## YOUR OBJECTIVE
Could you write out every entry exactly as it stands?

## PROVIDED INFORMATION
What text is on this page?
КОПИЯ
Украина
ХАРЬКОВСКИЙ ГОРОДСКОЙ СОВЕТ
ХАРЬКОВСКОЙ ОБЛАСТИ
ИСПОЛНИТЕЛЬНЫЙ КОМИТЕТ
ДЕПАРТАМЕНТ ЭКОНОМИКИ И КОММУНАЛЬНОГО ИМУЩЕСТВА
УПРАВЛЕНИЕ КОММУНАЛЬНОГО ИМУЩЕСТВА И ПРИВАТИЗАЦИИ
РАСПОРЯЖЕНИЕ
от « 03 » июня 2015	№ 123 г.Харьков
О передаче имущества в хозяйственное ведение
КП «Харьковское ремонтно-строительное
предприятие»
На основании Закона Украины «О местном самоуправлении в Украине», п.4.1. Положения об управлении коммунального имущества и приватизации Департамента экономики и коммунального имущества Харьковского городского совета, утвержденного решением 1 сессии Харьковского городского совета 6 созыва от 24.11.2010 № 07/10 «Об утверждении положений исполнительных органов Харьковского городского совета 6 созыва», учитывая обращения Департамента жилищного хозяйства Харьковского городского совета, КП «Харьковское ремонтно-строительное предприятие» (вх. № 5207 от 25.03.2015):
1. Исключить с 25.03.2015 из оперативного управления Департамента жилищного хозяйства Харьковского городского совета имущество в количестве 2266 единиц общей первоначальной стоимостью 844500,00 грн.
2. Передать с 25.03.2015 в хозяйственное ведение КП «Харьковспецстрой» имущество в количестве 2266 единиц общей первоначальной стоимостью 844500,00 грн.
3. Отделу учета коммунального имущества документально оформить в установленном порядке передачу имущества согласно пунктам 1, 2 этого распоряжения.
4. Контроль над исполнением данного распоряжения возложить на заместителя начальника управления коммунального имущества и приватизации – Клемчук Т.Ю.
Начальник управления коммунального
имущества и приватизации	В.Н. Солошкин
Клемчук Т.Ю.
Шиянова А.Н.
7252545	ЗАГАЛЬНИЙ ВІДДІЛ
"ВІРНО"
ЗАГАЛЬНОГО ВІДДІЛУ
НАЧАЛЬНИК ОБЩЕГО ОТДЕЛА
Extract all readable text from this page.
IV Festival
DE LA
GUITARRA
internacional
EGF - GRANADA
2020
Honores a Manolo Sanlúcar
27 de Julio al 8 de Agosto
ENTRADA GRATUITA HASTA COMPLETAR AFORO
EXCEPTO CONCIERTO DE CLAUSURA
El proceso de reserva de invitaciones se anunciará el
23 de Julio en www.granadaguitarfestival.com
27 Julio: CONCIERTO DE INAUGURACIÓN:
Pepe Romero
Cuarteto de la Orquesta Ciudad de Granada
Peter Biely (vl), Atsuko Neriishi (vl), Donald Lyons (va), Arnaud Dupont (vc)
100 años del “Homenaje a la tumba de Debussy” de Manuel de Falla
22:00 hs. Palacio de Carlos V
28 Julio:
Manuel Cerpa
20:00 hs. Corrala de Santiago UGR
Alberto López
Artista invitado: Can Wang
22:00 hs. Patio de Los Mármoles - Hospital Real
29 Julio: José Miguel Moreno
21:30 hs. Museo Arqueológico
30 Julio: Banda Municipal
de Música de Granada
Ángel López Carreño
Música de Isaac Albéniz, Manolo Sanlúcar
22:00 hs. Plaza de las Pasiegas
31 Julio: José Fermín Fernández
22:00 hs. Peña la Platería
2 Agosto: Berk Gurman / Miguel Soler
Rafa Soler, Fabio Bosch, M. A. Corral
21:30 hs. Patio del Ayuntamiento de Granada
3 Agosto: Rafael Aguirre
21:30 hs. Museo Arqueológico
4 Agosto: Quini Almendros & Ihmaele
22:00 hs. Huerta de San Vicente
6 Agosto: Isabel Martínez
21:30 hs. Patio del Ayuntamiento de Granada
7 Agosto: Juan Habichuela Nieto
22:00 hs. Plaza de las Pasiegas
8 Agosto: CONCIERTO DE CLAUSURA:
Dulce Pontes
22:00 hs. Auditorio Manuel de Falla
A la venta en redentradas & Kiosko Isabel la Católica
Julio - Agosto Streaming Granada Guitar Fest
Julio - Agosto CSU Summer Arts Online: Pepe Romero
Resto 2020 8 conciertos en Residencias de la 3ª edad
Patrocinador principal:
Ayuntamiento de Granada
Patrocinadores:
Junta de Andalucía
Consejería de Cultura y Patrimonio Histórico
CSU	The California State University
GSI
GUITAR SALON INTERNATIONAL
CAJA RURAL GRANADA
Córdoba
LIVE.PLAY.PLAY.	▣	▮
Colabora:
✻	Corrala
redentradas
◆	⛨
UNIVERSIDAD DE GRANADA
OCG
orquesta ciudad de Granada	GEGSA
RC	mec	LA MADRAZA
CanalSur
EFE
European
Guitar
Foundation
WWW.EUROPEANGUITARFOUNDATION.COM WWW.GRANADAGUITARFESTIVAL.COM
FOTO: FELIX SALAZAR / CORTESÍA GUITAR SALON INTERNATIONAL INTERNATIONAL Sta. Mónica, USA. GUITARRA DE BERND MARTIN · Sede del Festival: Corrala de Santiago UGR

## RESULT OF THIS TASK
What text is on this page?
КОПИЯ
Украина
ХАРЬКОВСКИЙ ГОРОДСКОЙ СОВЕТ
ХАРЬКОВСКОЙ ОБЛАСТИ
ИСПОЛНИТЕЛЬНЫЙ КОМИТЕТ
ДЕПАРТАМЕНТ ЭКОНОМИКИ И КОММУНАЛЬНОГО ИМУЩЕСТВА
УПРАВЛЕНИЕ КОММУНАЛЬНОГО ИМУЩЕСТВА И ПРИВАТИЗАЦИИ
РАСПОРЯЖЕНИЕ
от « 03 » июня 2015	№ 123 г.Харьков
О передаче имущества в хозяйственное ведение
КП «Харьковское ремонтно-строительное
предприятие»
На основании Закона Украины «О местном самоуправлении в Украине», п.4.1. Положения об управлении коммунального имущества и приватизации Департамента экономики и коммунального имущества Харьковского городского совета, утвержденного решением 1 сессии Харьковского городского совета 6 созыва от 24.11.2010 № 07/10 «Об утверждении положений исполнительных органов Харьковского городского совета 6 созыва», учитывая обращения Департамента жилищного хозяйства Харьковского городского совета, КП «Харьковское ремонтно-строительное предприятие» (вх. № 5207 от 25.03.2015):
1. Исключить с 25.03.2015 из оперативного управления Департамента жилищного хозяйства Харьковского городского совета имущество в количестве 2266 единиц общей первоначальной стоимостью 844500,00 грн.
2. Передать с 25.03.2015 в хозяйственное ведение КП «Харьковспецстрой» имущество в количестве 2266 единиц общей первоначальной стоимостью 844500,00 грн.
3. Отделу учета коммунального имущества документально оформить в установленном порядке передачу имущества согласно пунктам 1, 2 этого распоряжения.
4. Контроль над исполнением данного распоряжения возложить на заместителя начальника управления коммунального имущества и приватизации – Клемчук Т.Ю.
Начальник управления коммунального
имущества и приватизации	В.Н. Солошкин
Клемчук Т.Ю.
Шиянова А.Н.
7252545	ЗАГАЛЬНИЙ ВІДДІЛ
"ВІРНО"
ЗАГАЛЬНОГО ВІДДІЛУ
НАЧАЛЬНИК ОБЩЕГО ОТДЕЛА
Extract all readable text from this page.
IV Festival
DE LA
GUITARRA
internacional
EGF - GRANADA
2020
Honores a Manolo Sanlúcar
27 de Julio al 8 de Agosto
ENTRADA GRATUITA HASTA COMPLETAR AFORO
EXCEPTO CONCIERTO DE CLAUSURA
El proceso de reserva de invitaciones se anunciará el
23 de Julio en www.granadaguitarfestival.com
27 Julio: CONCIERTO DE INAUGURACIÓN:
Pepe Romero
Cuarteto de la Orquesta Ciudad de Granada
Peter Biely (vl), Atsuko Neriishi (vl), Donald Lyons (va), Arnaud Dupont (vc)
100 años del “Homenaje a la tumba de Debussy” de Manuel de Falla
22:00 hs. Palacio de Carlos V
28 Julio:
Manuel Cerpa
20:00 hs. Corrala de Santiago UGR
Alberto López
Artista invitado: Can Wang
22:00 hs. Patio de Los Mármoles - Hospital Real
29 Julio: José Miguel Moreno
21:30 hs. Museo Arqueológico
30 Julio: Banda Municipal
de Música de Granada
Ángel López Carreño
Música de Isaac Albéniz, Manolo Sanlúcar
22:00 hs. Plaza de las Pasiegas
31 Julio: José Fermín Fernández
22:00 hs. Peña la Platería
2 Agosto: Berk Gurman / Miguel Soler
Rafa Soler, Fabio Bosch, M. A. Corral
21:30 hs. Patio del Ayuntamiento de Granada
3 Agosto: Rafael Aguirre
21:30 hs. Museo Arqueológico
4 Agosto: Quini Almendros & Ihmaele
22:00 hs. Huerta de San Vicente
6 Agosto: Isabel Martínez
21:30 hs. Patio del Ayuntamiento de Granada
7 Agosto: Juan Habichuela Nieto
22:00 hs. Plaza de las Pasiegas
8 Agosto: CONCIERTO DE CLAUSURA:
Dulce Pontes
22:00 hs. Auditorio Manuel de Falla
A la venta en redentradas & Kiosko Isabel la Católica
Julio - Agosto Streaming Granada Guitar Fest
Julio - Agosto CSU Summer Arts Online: Pepe Romero
Resto 2020 8 conciertos en Residencias de la 3ª edad
Patrocinador principal:
Ayuntamiento de Granada
Patrocinadores:
Junta de Andalucía
Consejería de Cultura y Patrimonio Histórico
CSU	The California State University
GSI
GUITAR SALON INTERNATIONAL
CAJA RURAL GRANADA
Córdoba
LIVE.PLAY.PLAY.	▣	▮
Colabora:
✻	Corrala
redentradas
◆	⛨
UNIVERSIDAD DE GRANADA
OCG
orquesta ciudad de Granada	GEGSA
RC	mec	LA MADRAZA
CanalSur
EFE
European
Guitar
Foundation
WWW.EUROPEANGUITARFOUNDATION.COM WWW.GRANADAGUITARFESTIVAL.COM
FOTO: FELIX SALAZAR / CORTESÍA GUITAR SALON INTERNATIONAL INTERNATIONAL Sta. Mónica, USA. GUITARRA DE BERND MARTIN · Sede del Festival: Corrala de Santiago UGR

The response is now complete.